## Exercise objective
Give the number of lines in the records below that include "title", and nothing more.

[START OF Provided data]

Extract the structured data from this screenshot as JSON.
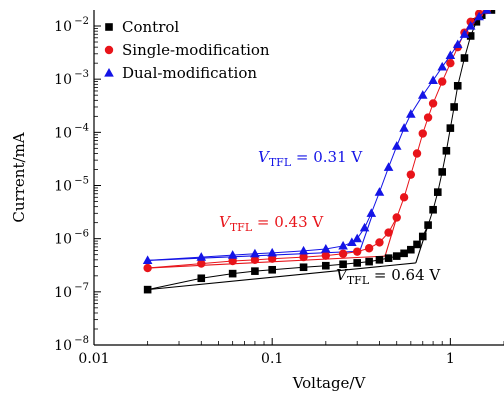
{
  "chart_data": {
    "type": "scatter",
    "xlabel": "Voltage/V",
    "ylabel": "Current/mA",
    "x_scale": "log",
    "y_scale": "log",
    "xlim": [
      0.01,
      2.0
    ],
    "ylim": [
      1e-08,
      0.02
    ],
    "x_ticks": [
      "0.01",
      "0.1",
      "1"
    ],
    "y_ticks": [
      "10−2",
      "10−3",
      "10−4",
      "10−5",
      "10−6",
      "10−7",
      "10−8"
    ],
    "legend_position": "top-left",
    "grid": false,
    "series": [
      {
        "name": "Control",
        "color": "#000000",
        "marker": "square",
        "points": [
          [
            0.02,
            1.1e-07
          ],
          [
            0.04,
            1.8e-07
          ],
          [
            0.06,
            2.2e-07
          ],
          [
            0.08,
            2.45e-07
          ],
          [
            0.1,
            2.6e-07
          ],
          [
            0.15,
            2.9e-07
          ],
          [
            0.2,
            3.1e-07
          ],
          [
            0.25,
            3.3e-07
          ],
          [
            0.3,
            3.5e-07
          ],
          [
            0.35,
            3.7e-07
          ],
          [
            0.4,
            4e-07
          ],
          [
            0.45,
            4.3e-07
          ],
          [
            0.5,
            4.7e-07
          ],
          [
            0.55,
            5.3e-07
          ],
          [
            0.6,
            6.2e-07
          ],
          [
            0.65,
            7.8e-07
          ],
          [
            0.7,
            1.1e-06
          ],
          [
            0.75,
            1.8e-06
          ],
          [
            0.8,
            3.5e-06
          ],
          [
            0.85,
            7.5e-06
          ],
          [
            0.9,
            1.8e-05
          ],
          [
            0.95,
            4.5e-05
          ],
          [
            1.0,
            0.00012
          ],
          [
            1.05,
            0.0003
          ],
          [
            1.1,
            0.00075
          ],
          [
            1.2,
            0.0025
          ],
          [
            1.3,
            0.0065
          ],
          [
            1.4,
            0.012
          ],
          [
            1.5,
            0.016
          ],
          [
            1.7,
            0.02
          ]
        ]
      },
      {
        "name": "Single-modification",
        "color": "#e8141a",
        "marker": "circle",
        "points": [
          [
            0.02,
            2.8e-07
          ],
          [
            0.04,
            3.4e-07
          ],
          [
            0.06,
            3.8e-07
          ],
          [
            0.08,
            4e-07
          ],
          [
            0.1,
            4.2e-07
          ],
          [
            0.15,
            4.5e-07
          ],
          [
            0.2,
            4.8e-07
          ],
          [
            0.25,
            5.2e-07
          ],
          [
            0.3,
            5.7e-07
          ],
          [
            0.35,
            6.6e-07
          ],
          [
            0.4,
            8.5e-07
          ],
          [
            0.45,
            1.3e-06
          ],
          [
            0.5,
            2.5e-06
          ],
          [
            0.55,
            6e-06
          ],
          [
            0.6,
            1.6e-05
          ],
          [
            0.65,
            4e-05
          ],
          [
            0.7,
            9.5e-05
          ],
          [
            0.75,
            0.00019
          ],
          [
            0.8,
            0.00035
          ],
          [
            0.9,
            0.0009
          ],
          [
            1.0,
            0.002
          ],
          [
            1.1,
            0.004
          ],
          [
            1.2,
            0.0075
          ],
          [
            1.3,
            0.012
          ],
          [
            1.45,
            0.017
          ],
          [
            1.6,
            0.02
          ]
        ]
      },
      {
        "name": "Dual-modification",
        "color": "#1414e6",
        "marker": "triangle",
        "points": [
          [
            0.02,
            3.9e-07
          ],
          [
            0.04,
            4.5e-07
          ],
          [
            0.06,
            4.9e-07
          ],
          [
            0.08,
            5.2e-07
          ],
          [
            0.1,
            5.4e-07
          ],
          [
            0.15,
            5.9e-07
          ],
          [
            0.2,
            6.4e-07
          ],
          [
            0.25,
            7.3e-07
          ],
          [
            0.28,
            8.5e-07
          ],
          [
            0.3,
            1e-06
          ],
          [
            0.33,
            1.6e-06
          ],
          [
            0.36,
            3e-06
          ],
          [
            0.4,
            7.5e-06
          ],
          [
            0.45,
            2.2e-05
          ],
          [
            0.5,
            5.5e-05
          ],
          [
            0.55,
            0.00012
          ],
          [
            0.6,
            0.00022
          ],
          [
            0.7,
            0.0005
          ],
          [
            0.8,
            0.00095
          ],
          [
            0.9,
            0.0017
          ],
          [
            1.0,
            0.0028
          ],
          [
            1.1,
            0.0045
          ],
          [
            1.2,
            0.007
          ],
          [
            1.3,
            0.01
          ],
          [
            1.45,
            0.015
          ],
          [
            1.6,
            0.02
          ]
        ]
      }
    ],
    "fit_lines": [
      {
        "series": "Control",
        "points": [
          [
            0.02,
            1.1e-07
          ],
          [
            0.64,
            3.5e-07
          ]
        ]
      },
      {
        "series": "Control",
        "points": [
          [
            0.64,
            3.5e-07
          ],
          [
            0.75,
            1.8e-06
          ]
        ]
      },
      {
        "series": "Single-modification",
        "points": [
          [
            0.02,
            2.8e-07
          ],
          [
            0.43,
            4.7e-07
          ]
        ]
      },
      {
        "series": "Single-modification",
        "points": [
          [
            0.43,
            4.7e-07
          ],
          [
            0.5,
            2.5e-06
          ]
        ]
      },
      {
        "series": "Dual-modification",
        "points": [
          [
            0.02,
            3.9e-07
          ],
          [
            0.31,
            5.8e-07
          ]
        ]
      },
      {
        "series": "Dual-modification",
        "points": [
          [
            0.31,
            5.8e-07
          ],
          [
            0.37,
            3.2e-06
          ]
        ]
      }
    ],
    "annotations": [
      {
        "prefix": "V",
        "sub": "TFL",
        "value": " = 0.31 V",
        "color": "#1414e6"
      },
      {
        "prefix": "V",
        "sub": "TFL",
        "value": " = 0.43 V",
        "color": "#e8141a"
      },
      {
        "prefix": "V",
        "sub": "TFL",
        "value": " = 0.64 V",
        "color": "#000000"
      }
    ]
  }
}
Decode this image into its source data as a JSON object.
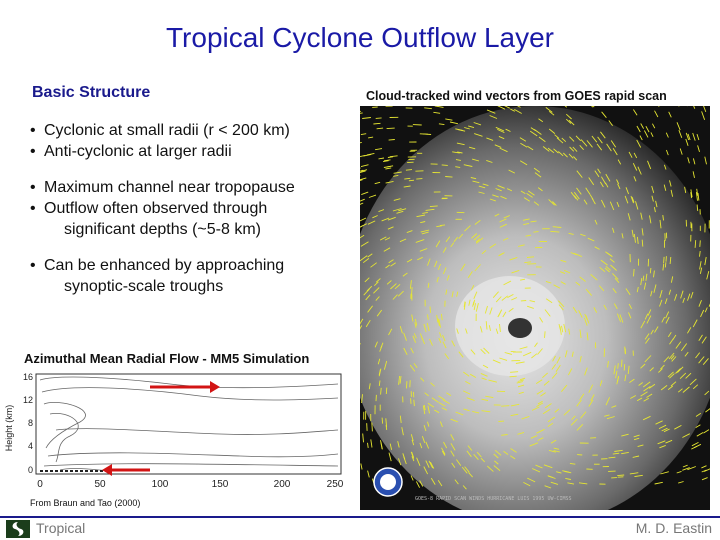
{
  "title": "Tropical Cyclone Outflow Layer",
  "section_heading": "Basic Structure",
  "image_caption": "Cloud-tracked wind vectors from GOES rapid scan",
  "bullet_groups": [
    {
      "items": [
        {
          "lines": [
            "Cyclonic at small radii (r < 200 km)"
          ]
        },
        {
          "lines": [
            "Anti-cyclonic at larger radii"
          ]
        }
      ]
    },
    {
      "items": [
        {
          "lines": [
            "Maximum channel near tropopause"
          ]
        },
        {
          "lines": [
            "Outflow often observed through",
            "significant depths (~5-8 km)"
          ]
        }
      ]
    },
    {
      "items": [
        {
          "lines": [
            "Can be enhanced by approaching",
            "synoptic-scale troughs"
          ]
        }
      ]
    }
  ],
  "simulation_caption": "Azimuthal Mean Radial Flow  -  MM5 Simulation",
  "plot": {
    "ylabel": "Height (km)",
    "y_ticks": [
      "16",
      "12",
      "8",
      "4",
      "0"
    ],
    "x_ticks": [
      "0",
      "50",
      "100",
      "150",
      "200",
      "250"
    ],
    "arrow_color": "#d21414"
  },
  "credit": "From Braun and Tao (2000)",
  "satellite_label": "GOES-8 RAPID SCAN WINDS    HURRICANE LUIS 1995    UW-CIMSS",
  "footer": {
    "left": "Tropical",
    "right": "M. D. Eastin"
  },
  "colors": {
    "title": "#1a1aa6",
    "footer_line": "#1a1a8c",
    "vectors": "#e6e632"
  }
}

[END OF Provided data]

## Output for this exercise
2